Saved data entries:

___

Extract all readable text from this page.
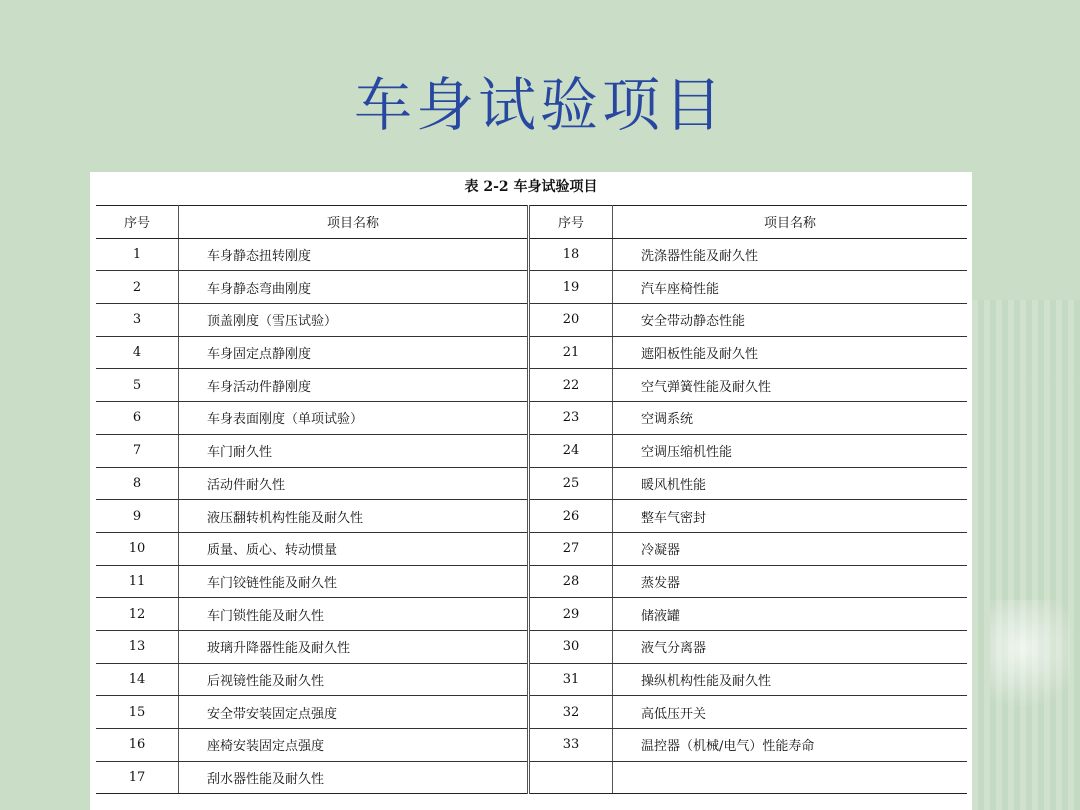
车身试验项目
表 2-2 车身试验项目
序号	项目名称	序号	项目名称
1	车身静态扭转刚度	18	洗涤器性能及耐久性
2	车身静态弯曲刚度	19	汽车座椅性能
3	顶盖刚度（雪压试验）	20	安全带动静态性能
4	车身固定点静刚度	21	遮阳板性能及耐久性
5	车身活动件静刚度	22	空气弹簧性能及耐久性
6	车身表面刚度（单项试验）	23	空调系统
7	车门耐久性	24	空调压缩机性能
8	活动件耐久性	25	暖风机性能
9	液压翻转机构性能及耐久性	26	整车气密封
10	质量、质心、转动惯量	27	冷凝器
11	车门铰链性能及耐久性	28	蒸发器
12	车门锁性能及耐久性	29	储液罐
13	玻璃升降器性能及耐久性	30	液气分离器
14	后视镜性能及耐久性	31	操纵机构性能及耐久性
15	安全带安装固定点强度	32	高低压开关
16	座椅安装固定点强度	33	温控器（机械/电气）性能寿命
17	刮水器性能及耐久性		
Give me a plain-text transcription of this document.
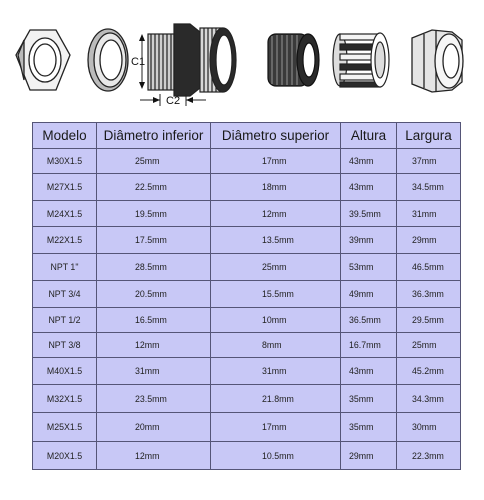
C1
C2
Modelo	Diâmetro inferior	Diâmetro superior	Altura	Largura
M30X1.5	25mm	17mm	43mm	37mm
M27X1.5	22.5mm	18mm	43mm	34.5mm
M24X1.5	19.5mm	12mm	39.5mm	31mm
M22X1.5	17.5mm	13.5mm	39mm	29mm
NPT 1"	28.5mm	25mm	53mm	46.5mm
NPT 3/4	20.5mm	15.5mm	49mm	36.3mm
NPT 1/2	16.5mm	10mm	36.5mm	29.5mm
NPT 3/8	12mm	8mm	16.7mm	25mm
M40X1.5	31mm	31mm	43mm	45.2mm
M32X1.5	23.5mm	21.8mm	35mm	34.3mm
M25X1.5	20mm	17mm	35mm	30mm
M20X1.5	12mm	10.5mm	29mm	22.3mm
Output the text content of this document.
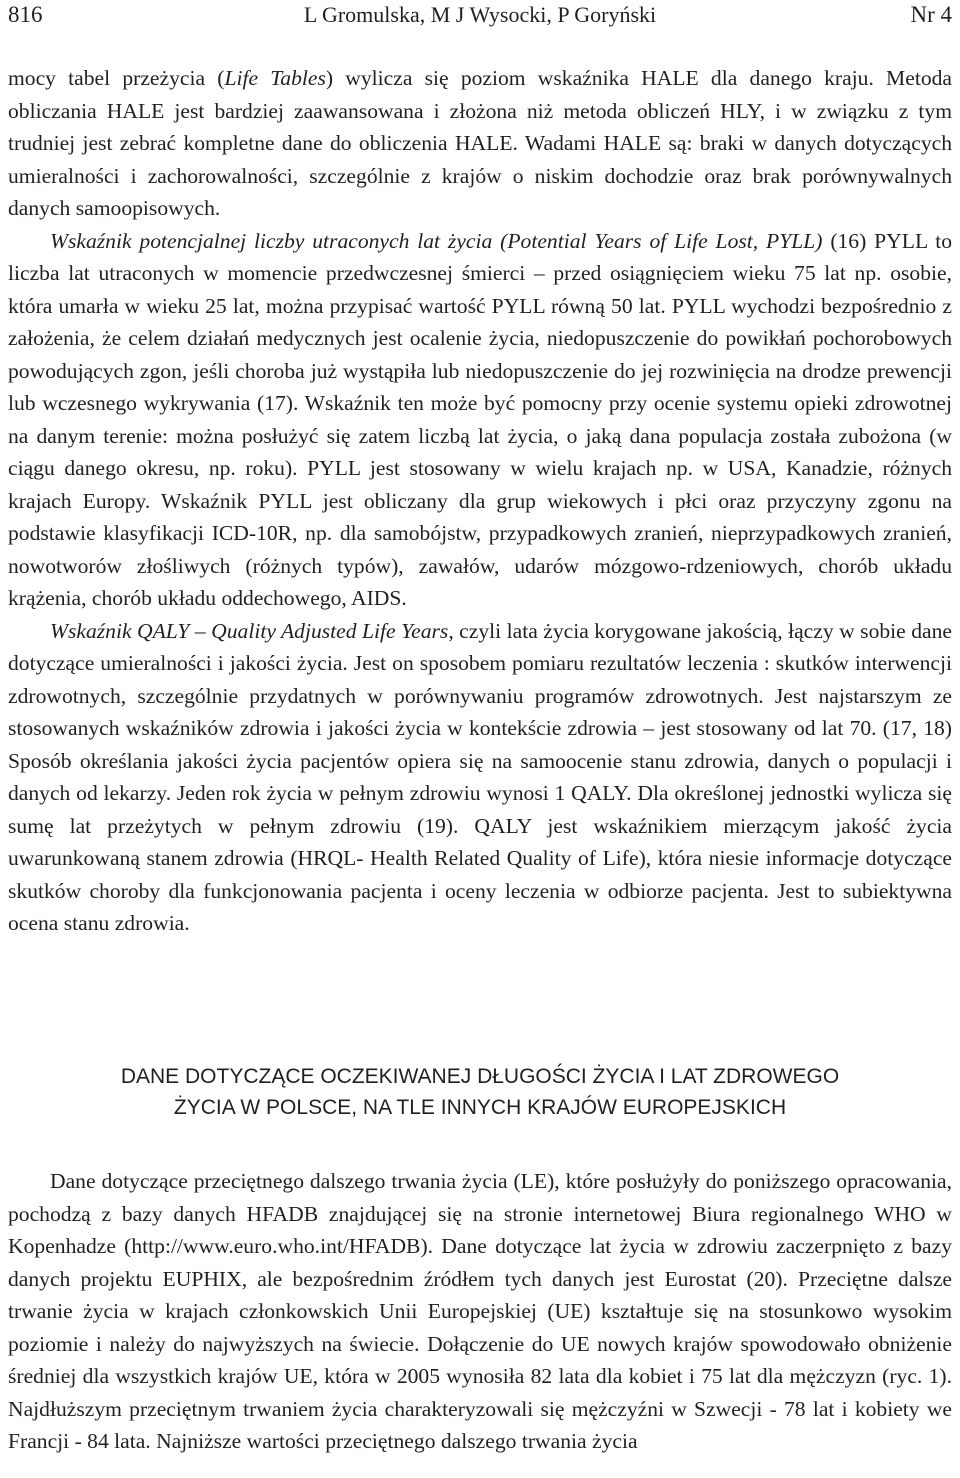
816	L Gromulska, M J Wysocki, P Goryński	Nr 4

mocy tabel przeżycia (Life Tables) wylicza się poziom wskaźnika HALE dla danego kraju. Metoda obliczania HALE jest bardziej zaawansowana i złożona niż metoda obliczeń HLY, i w związku z tym trudniej jest zebrać kompletne dane do obliczenia HALE. Wadami HALE są: braki w danych dotyczących umieralności i zachorowalności, szczególnie z krajów o niskim dochodzie oraz brak porównywalnych danych samoopisowych.

Wskaźnik potencjalnej liczby utraconych lat życia (Potential Years of Life Lost, PYLL) (16) PYLL to liczba lat utraconych w momencie przedwczesnej śmierci – przed osiągnięciem wieku 75 lat np. osobie, która umarła w wieku 25 lat, można przypisać wartość PYLL równą 50 lat. PYLL wychodzi bezpośrednio z założenia, że celem działań medycznych jest ocalenie życia, niedopuszczenie do powikłań pochorobowych powodujących zgon, jeśli choroba już wystąpiła lub niedopuszczenie do jej rozwinięcia na drodze prewencji lub wczesnego wykrywania (17). Wskaźnik ten może być pomocny przy ocenie systemu opieki zdrowotnej na danym terenie: można posłużyć się zatem liczbą lat życia, o jaką dana populacja została zubożona (w ciągu danego okresu, np. roku). PYLL jest stosowany w wielu krajach np. w USA, Kanadzie, różnych krajach Europy. Wskaźnik PYLL jest obliczany dla grup wiekowych i płci oraz przyczyny zgonu na podstawie klasyfikacji ICD-10R, np. dla samobójstw, przypadkowych zranień, nieprzypadkowych zranień, nowotworów złośliwych (różnych typów), zawałów, udarów mózgowo-rdzeniowych, chorób układu krążenia, chorób układu oddechowego, AIDS.

Wskaźnik QALY – Quality Adjusted Life Years, czyli lata życia korygowane jakością, łączy w sobie dane dotyczące umieralności i jakości życia. Jest on sposobem pomiaru rezultatów leczenia : skutków interwencji zdrowotnych, szczególnie przydatnych w porównywaniu programów zdrowotnych. Jest najstarszym ze stosowanych wskaźników zdrowia i jakości życia w kontekście zdrowia – jest stosowany od lat 70. (17, 18) Sposób określania jakości życia pacjentów opiera się na samoocenie stanu zdrowia, danych o populacji i danych od lekarzy. Jeden rok życia w pełnym zdrowiu wynosi 1 QALY. Dla określonej jednostki wylicza się sumę lat przeżytych w pełnym zdrowiu (19). QALY jest wskaźnikiem mierzącym jakość życia uwarunkowaną stanem zdrowia (HRQL- Health Related Quality of Life), która niesie informacje dotyczące skutków choroby dla funkcjonowania pacjenta i oceny leczenia w odbiorze pacjenta. Jest to subiektywna ocena stanu zdrowia.

DANE DOTYCZĄCE OCZEKIWANEJ DŁUGOŚCI ŻYCIA I LAT ZDROWEGO
ŻYCIA W POLSCE, NA TLE INNYCH KRAJÓW EUROPEJSKICH

Dane dotyczące przeciętnego dalszego trwania życia (LE), które posłużyły do poniższego opracowania, pochodzą z bazy danych HFADB znajdującej się na stronie internetowej Biura regionalnego WHO w Kopenhadze (http://www.euro.who.int/HFADB). Dane dotyczące lat życia w zdrowiu zaczerpnięto z bazy danych projektu EUPHIX, ale bezpośrednim źródłem tych danych jest Eurostat (20). Przeciętne dalsze trwanie życia w krajach członkowskich Unii Europejskiej (UE) kształtuje się na stosunkowo wysokim poziomie i należy do najwyższych na świecie. Dołączenie do UE nowych krajów spowodowało obniżenie średniej dla wszystkich krajów UE, która w 2005 wynosiła 82 lata dla kobiet i 75 lat dla mężczyzn (ryc. 1). Najdłuższym przeciętnym trwaniem życia charakteryzowali się mężczyźni w Szwecji - 78 lat i kobiety we Francji - 84 lata. Najniższe wartości przeciętnego dalszego trwania życia
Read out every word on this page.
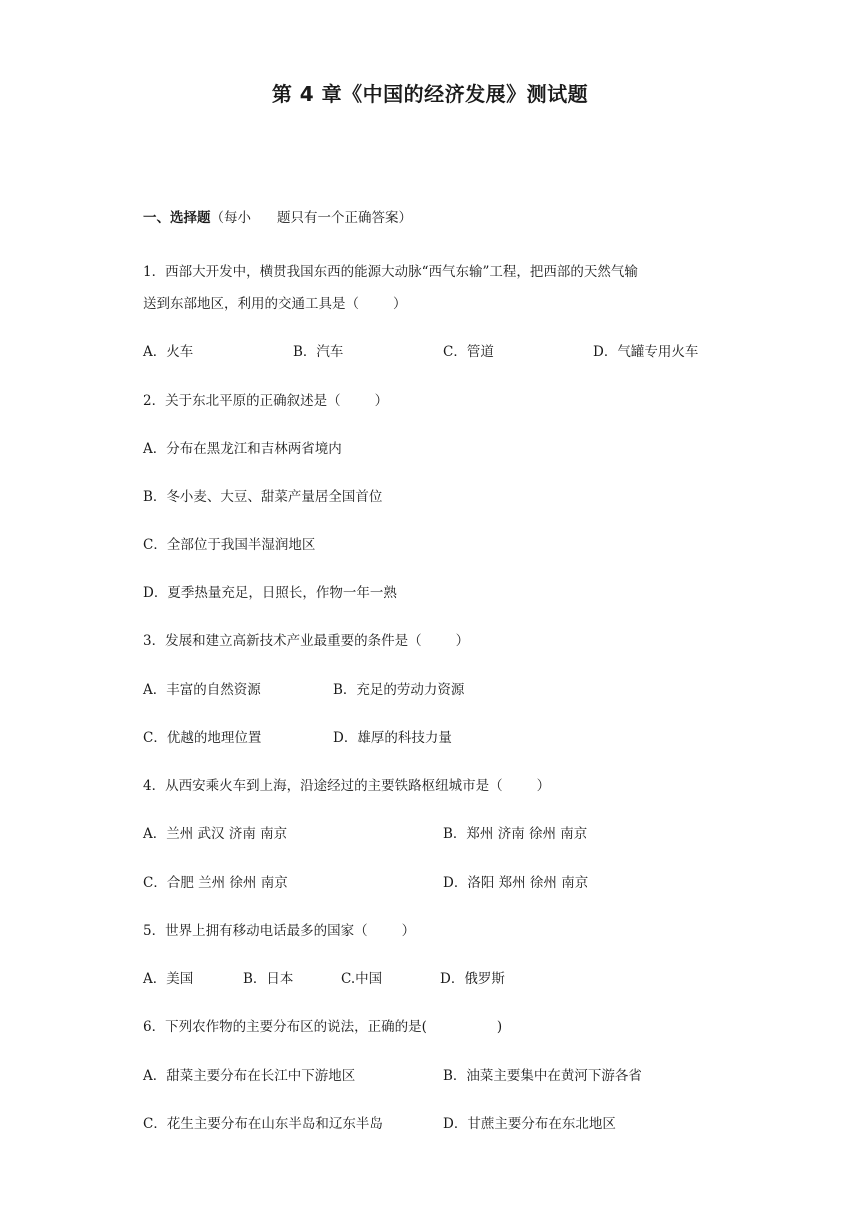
第 4 章《中国的经济发展》测试题
一、选择题（每小 题只有一个正确答案）
1．西部大开发中，横贯我国东西的能源大动脉“西气东输”工程，把西部的天然气输
送到东部地区，利用的交通工具是（	）
A．火车	B．汽车	C．管道	D．气罐专用火车
2．关于东北平原的正确叙述是（	）
A．分布在黑龙江和吉林两省境内
B．冬小麦、大豆、甜菜产量居全国首位
C．全部位于我国半湿润地区
D．夏季热量充足，日照长，作物一年一熟
3．发展和建立高新技术产业最重要的条件是（	）
A．丰富的自然资源	B．充足的劳动力资源
C．优越的地理位置	D．雄厚的科技力量
4．从西安乘火车到上海，沿途经过的主要铁路枢纽城市是（	）
A．兰州 武汉 济南 南京	B．郑州 济南 徐州 南京
C．合肥 兰州 徐州 南京	D．洛阳 郑州 徐州 南京
5．世界上拥有移动电话最多的国家（	）
A．美国	B．日本	C.中国	D．俄罗斯
6．下列农作物的主要分布区的说法，正确的是(	)
A．甜菜主要分布在长江中下游地区	B．油菜主要集中在黄河下游各省
C．花生主要分布在山东半岛和辽东半岛	D．甘蔗主要分布在东北地区
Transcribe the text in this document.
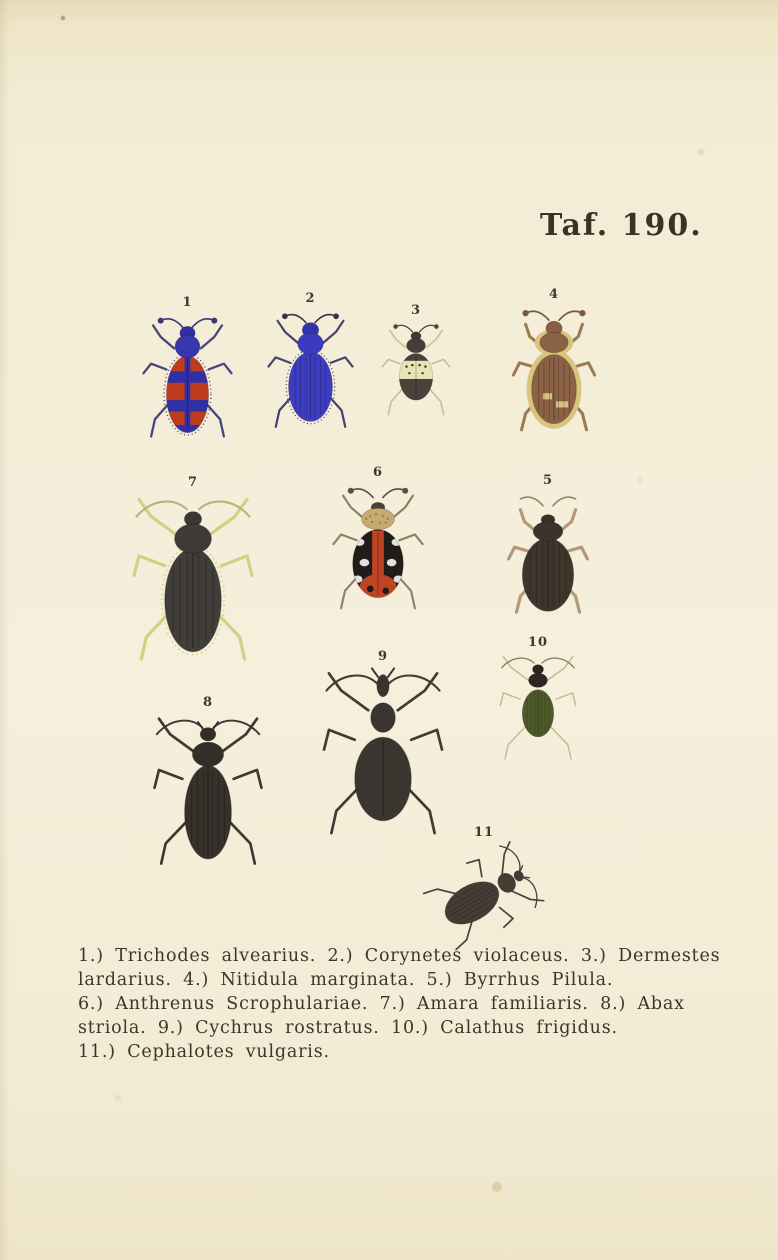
Taf. 190.
1	2
3
4
5
6
7
8
9
10
11
1.) Trichodes alvearius. 2.) Corynetes violaceus. 3.) Dermestes
lardarius. 4.) Nitidula marginata. 5.) Byrrhus Pilula.
6.) Anthrenus Scrophulariae. 7.) Amara familiaris. 8.) Abax
striola. 9.) Cychrus rostratus. 10.) Calathus frigidus.
11.) Cephalotes vulgaris.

___

Exercise details -
Retype the records exactly. Any image in them should not appear in what you write.

Task response -
Extract all readable text from this page.
车身试验项目
表 2-2 车身试验项目
序号	项目名称	序号	项目名称
1	车身静态扭转刚度	18	洗涤器性能及耐久性
2	车身静态弯曲刚度	19	汽车座椅性能
3	顶盖刚度（雪压试验）	20	安全带动静态性能
4	车身固定点静刚度	21	遮阳板性能及耐久性
5	车身活动件静刚度	22	空气弹簧性能及耐久性
6	车身表面刚度（单项试验）	23	空调系统
7	车门耐久性	24	空调压缩机性能
8	活动件耐久性	25	暖风机性能
9	液压翻转机构性能及耐久性	26	整车气密封
10	质量、质心、转动惯量	27	冷凝器
11	车门铰链性能及耐久性	28	蒸发器
12	车门锁性能及耐久性	29	储液罐
13	玻璃升降器性能及耐久性	30	液气分离器
14	后视镜性能及耐久性	31	操纵机构性能及耐久性
15	安全带安装固定点强度	32	高低压开关
16	座椅安装固定点强度	33	温控器（机械/电气）性能寿命
17	刮水器性能及耐久性		
Give me a plain-text transcription of this document.
C1
C2
Modelo	Diâmetro inferior	Diâmetro superior	Altura	Largura
M30X1.5	25mm	17mm	43mm	37mm
M27X1.5	22.5mm	18mm	43mm	34.5mm
M24X1.5	19.5mm	12mm	39.5mm	31mm
M22X1.5	17.5mm	13.5mm	39mm	29mm
NPT 1"	28.5mm	25mm	53mm	46.5mm
NPT 3/4	20.5mm	15.5mm	49mm	36.3mm
NPT 1/2	16.5mm	10mm	36.5mm	29.5mm
NPT 3/8	12mm	8mm	16.7mm	25mm
M40X1.5	31mm	31mm	43mm	45.2mm
M32X1.5	23.5mm	21.8mm	35mm	34.3mm
M25X1.5	20mm	17mm	35mm	30mm
M20X1.5	12mm	10.5mm	29mm	22.3mm
Output the text content of this document.
816	L Gromulska, M J Wysocki, P Goryński	Nr 4

mocy tabel przeżycia (Life Tables) wylicza się poziom wskaźnika HALE dla danego kraju. Metoda obliczania HALE jest bardziej zaawansowana i złożona niż metoda obliczeń HLY, i w związku z tym trudniej jest zebrać kompletne dane do obliczenia HALE. Wadami HALE są: braki w danych dotyczących umieralności i zachorowalności, szczególnie z krajów o niskim dochodzie oraz brak porównywalnych danych samoopisowych.

Wskaźnik potencjalnej liczby utraconych lat życia (Potential Years of Life Lost, PYLL) (16) PYLL to liczba lat utraconych w momencie przedwczesnej śmierci – przed osiągnięciem wieku 75 lat np. osobie, która umarła w wieku 25 lat, można przypisać wartość PYLL równą 50 lat. PYLL wychodzi bezpośrednio z założenia, że celem działań medycznych jest ocalenie życia, niedopuszczenie do powikłań pochorobowych powodujących zgon, jeśli choroba już wystąpiła lub niedopuszczenie do jej rozwinięcia na drodze prewencji lub wczesnego wykrywania (17). Wskaźnik ten może być pomocny przy ocenie systemu opieki zdrowotnej na danym terenie: można posłużyć się zatem liczbą lat życia, o jaką dana populacja została zubożona (w ciągu danego okresu, np. roku). PYLL jest stosowany w wielu krajach np. w USA, Kanadzie, różnych krajach Europy. Wskaźnik PYLL jest obliczany dla grup wiekowych i płci oraz przyczyny zgonu na podstawie klasyfikacji ICD-10R, np. dla samobójstw, przypadkowych zranień, nieprzypadkowych zranień, nowotworów złośliwych (różnych typów), zawałów, udarów mózgowo-rdzeniowych, chorób układu krążenia, chorób układu oddechowego, AIDS.

Wskaźnik QALY – Quality Adjusted Life Years, czyli lata życia korygowane jakością, łączy w sobie dane dotyczące umieralności i jakości życia. Jest on sposobem pomiaru rezultatów leczenia : skutków interwencji zdrowotnych, szczególnie przydatnych w porównywaniu programów zdrowotnych. Jest najstarszym ze stosowanych wskaźników zdrowia i jakości życia w kontekście zdrowia – jest stosowany od lat 70. (17, 18) Sposób określania jakości życia pacjentów opiera się na samoocenie stanu zdrowia, danych o populacji i danych od lekarzy. Jeden rok życia w pełnym zdrowiu wynosi 1 QALY. Dla określonej jednostki wylicza się sumę lat przeżytych w pełnym zdrowiu (19). QALY jest wskaźnikiem mierzącym jakość życia uwarunkowaną stanem zdrowia (HRQL- Health Related Quality of Life), która niesie informacje dotyczące skutków choroby dla funkcjonowania pacjenta i oceny leczenia w odbiorze pacjenta. Jest to subiektywna ocena stanu zdrowia.

DANE DOTYCZĄCE OCZEKIWANEJ DŁUGOŚCI ŻYCIA I LAT ZDROWEGO
ŻYCIA W POLSCE, NA TLE INNYCH KRAJÓW EUROPEJSKICH

Dane dotyczące przeciętnego dalszego trwania życia (LE), które posłużyły do poniższego opracowania, pochodzą z bazy danych HFADB znajdującej się na stronie internetowej Biura regionalnego WHO w Kopenhadze (http://www.euro.who.int/HFADB). Dane dotyczące lat życia w zdrowiu zaczerpnięto z bazy danych projektu EUPHIX, ale bezpośrednim źródłem tych danych jest Eurostat (20). Przeciętne dalsze trwanie życia w krajach członkowskich Unii Europejskiej (UE) kształtuje się na stosunkowo wysokim poziomie i należy do najwyższych na świecie. Dołączenie do UE nowych krajów spowodowało obniżenie średniej dla wszystkich krajów UE, która w 2005 wynosiła 82 lata dla kobiet i 75 lat dla mężczyzn (ryc. 1). Najdłuższym przeciętnym trwaniem życia charakteryzowali się mężczyźni w Szwecji - 78 lat i kobiety we Francji - 84 lata. Najniższe wartości przeciętnego dalszego trwania życia
Read out every word on this page.
第 4 章《中国的经济发展》测试题
一、选择题（每小 题只有一个正确答案）
1．西部大开发中，横贯我国东西的能源大动脉“西气东输”工程，把西部的天然气输
送到东部地区，利用的交通工具是（	）
A．火车	B．汽车	C．管道	D．气罐专用火车
2．关于东北平原的正确叙述是（	）
A．分布在黑龙江和吉林两省境内
B．冬小麦、大豆、甜菜产量居全国首位
C．全部位于我国半湿润地区
D．夏季热量充足，日照长，作物一年一熟
3．发展和建立高新技术产业最重要的条件是（	）
A．丰富的自然资源	B．充足的劳动力资源
C．优越的地理位置	D．雄厚的科技力量
4．从西安乘火车到上海，沿途经过的主要铁路枢纽城市是（	）
A．兰州 武汉 济南 南京	B．郑州 济南 徐州 南京
C．合肥 兰州 徐州 南京	D．洛阳 郑州 徐州 南京
5．世界上拥有移动电话最多的国家（	）
A．美国	B．日本	C.中国	D．俄罗斯
6．下列农作物的主要分布区的说法，正确的是(	)
A．甜菜主要分布在长江中下游地区	B．油菜主要集中在黄河下游各省
C．花生主要分布在山东半岛和辽东半岛	D．甘蔗主要分布在东北地区
Transcribe the text in this document.
Taf. 190.
1	2
3
4
5
6
7
8
9
10
11
1.) Trichodes alvearius. 2.) Corynetes violaceus. 3.) Dermestes
lardarius. 4.) Nitidula marginata. 5.) Byrrhus Pilula.
6.) Anthrenus Scrophulariae. 7.) Amara familiaris. 8.) Abax
striola. 9.) Cychrus rostratus. 10.) Calathus frigidus.
11.) Cephalotes vulgaris.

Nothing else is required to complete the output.